╭─ DATA SHOWN

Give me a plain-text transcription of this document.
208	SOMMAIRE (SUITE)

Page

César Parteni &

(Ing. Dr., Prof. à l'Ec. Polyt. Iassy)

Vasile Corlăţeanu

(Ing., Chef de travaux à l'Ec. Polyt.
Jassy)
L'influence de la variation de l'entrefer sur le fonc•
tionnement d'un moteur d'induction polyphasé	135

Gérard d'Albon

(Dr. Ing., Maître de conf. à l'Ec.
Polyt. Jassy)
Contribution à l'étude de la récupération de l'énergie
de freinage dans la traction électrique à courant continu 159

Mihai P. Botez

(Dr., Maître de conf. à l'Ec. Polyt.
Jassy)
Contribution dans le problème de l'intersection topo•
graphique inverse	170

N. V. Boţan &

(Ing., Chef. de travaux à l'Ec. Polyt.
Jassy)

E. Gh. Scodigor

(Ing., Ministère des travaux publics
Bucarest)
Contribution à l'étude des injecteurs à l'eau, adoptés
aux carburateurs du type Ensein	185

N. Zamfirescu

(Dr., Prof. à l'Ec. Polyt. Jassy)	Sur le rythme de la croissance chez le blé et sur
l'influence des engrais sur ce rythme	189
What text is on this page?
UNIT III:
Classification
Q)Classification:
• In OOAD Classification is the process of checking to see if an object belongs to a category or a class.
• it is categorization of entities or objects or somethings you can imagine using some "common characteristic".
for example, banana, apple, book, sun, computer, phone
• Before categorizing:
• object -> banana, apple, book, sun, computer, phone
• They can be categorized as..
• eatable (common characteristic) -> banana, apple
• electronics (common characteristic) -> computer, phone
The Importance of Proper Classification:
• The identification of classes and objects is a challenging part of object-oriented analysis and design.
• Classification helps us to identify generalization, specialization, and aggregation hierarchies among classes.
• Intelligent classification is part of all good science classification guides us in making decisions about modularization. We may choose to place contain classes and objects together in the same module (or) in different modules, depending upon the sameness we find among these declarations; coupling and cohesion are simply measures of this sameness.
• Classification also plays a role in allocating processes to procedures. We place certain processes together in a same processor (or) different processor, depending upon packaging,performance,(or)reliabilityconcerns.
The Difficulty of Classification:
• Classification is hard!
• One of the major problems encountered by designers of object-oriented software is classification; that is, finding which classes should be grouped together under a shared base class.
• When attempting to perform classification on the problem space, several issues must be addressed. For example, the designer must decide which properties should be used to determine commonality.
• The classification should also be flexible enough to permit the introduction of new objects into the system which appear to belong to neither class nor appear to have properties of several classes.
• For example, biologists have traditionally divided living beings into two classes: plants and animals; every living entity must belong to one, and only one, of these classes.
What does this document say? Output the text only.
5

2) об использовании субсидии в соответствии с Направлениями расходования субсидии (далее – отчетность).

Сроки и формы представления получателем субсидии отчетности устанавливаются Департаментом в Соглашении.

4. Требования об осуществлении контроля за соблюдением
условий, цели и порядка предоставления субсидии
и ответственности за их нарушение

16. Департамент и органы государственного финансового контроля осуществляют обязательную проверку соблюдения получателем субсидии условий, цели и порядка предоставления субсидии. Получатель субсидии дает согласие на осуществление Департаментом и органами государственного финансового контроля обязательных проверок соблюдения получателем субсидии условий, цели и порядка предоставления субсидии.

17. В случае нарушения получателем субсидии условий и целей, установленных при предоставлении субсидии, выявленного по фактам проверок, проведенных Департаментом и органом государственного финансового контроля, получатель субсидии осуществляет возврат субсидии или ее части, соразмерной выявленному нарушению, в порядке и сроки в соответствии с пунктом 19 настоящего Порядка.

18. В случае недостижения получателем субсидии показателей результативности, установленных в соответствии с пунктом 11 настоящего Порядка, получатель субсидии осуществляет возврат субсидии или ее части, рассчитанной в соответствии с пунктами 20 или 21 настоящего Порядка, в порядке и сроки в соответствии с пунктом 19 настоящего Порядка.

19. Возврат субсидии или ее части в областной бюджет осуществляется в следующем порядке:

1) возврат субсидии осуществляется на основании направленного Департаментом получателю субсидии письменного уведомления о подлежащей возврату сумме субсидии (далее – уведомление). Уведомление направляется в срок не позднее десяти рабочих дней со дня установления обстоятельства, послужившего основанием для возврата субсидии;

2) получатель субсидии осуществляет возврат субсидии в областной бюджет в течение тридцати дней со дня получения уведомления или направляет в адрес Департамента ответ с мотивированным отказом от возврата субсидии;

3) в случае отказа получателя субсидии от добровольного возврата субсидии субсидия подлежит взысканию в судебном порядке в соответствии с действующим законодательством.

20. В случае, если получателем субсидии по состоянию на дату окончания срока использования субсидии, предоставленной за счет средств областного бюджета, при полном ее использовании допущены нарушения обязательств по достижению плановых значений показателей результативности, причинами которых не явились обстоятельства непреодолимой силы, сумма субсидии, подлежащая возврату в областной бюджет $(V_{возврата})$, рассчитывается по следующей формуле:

╰─

> [EXERCISE DETAILS]: Collect each line holding the string "Polyt".

> [REPLY]:
(Ing. Dr., Prof. à l'Ec. Polyt. Iassy)
(Ing., Chef de travaux à l'Ec. Polyt.
Polyt. Jassy)
(Dr., Maître de conf. à l'Ec. Polyt.
(Ing., Chef. de travaux à l'Ec. Polyt.
(Dr., Prof. à l'Ec. Polyt. Jassy)	Sur le rythme de la croissance chez le blé et sur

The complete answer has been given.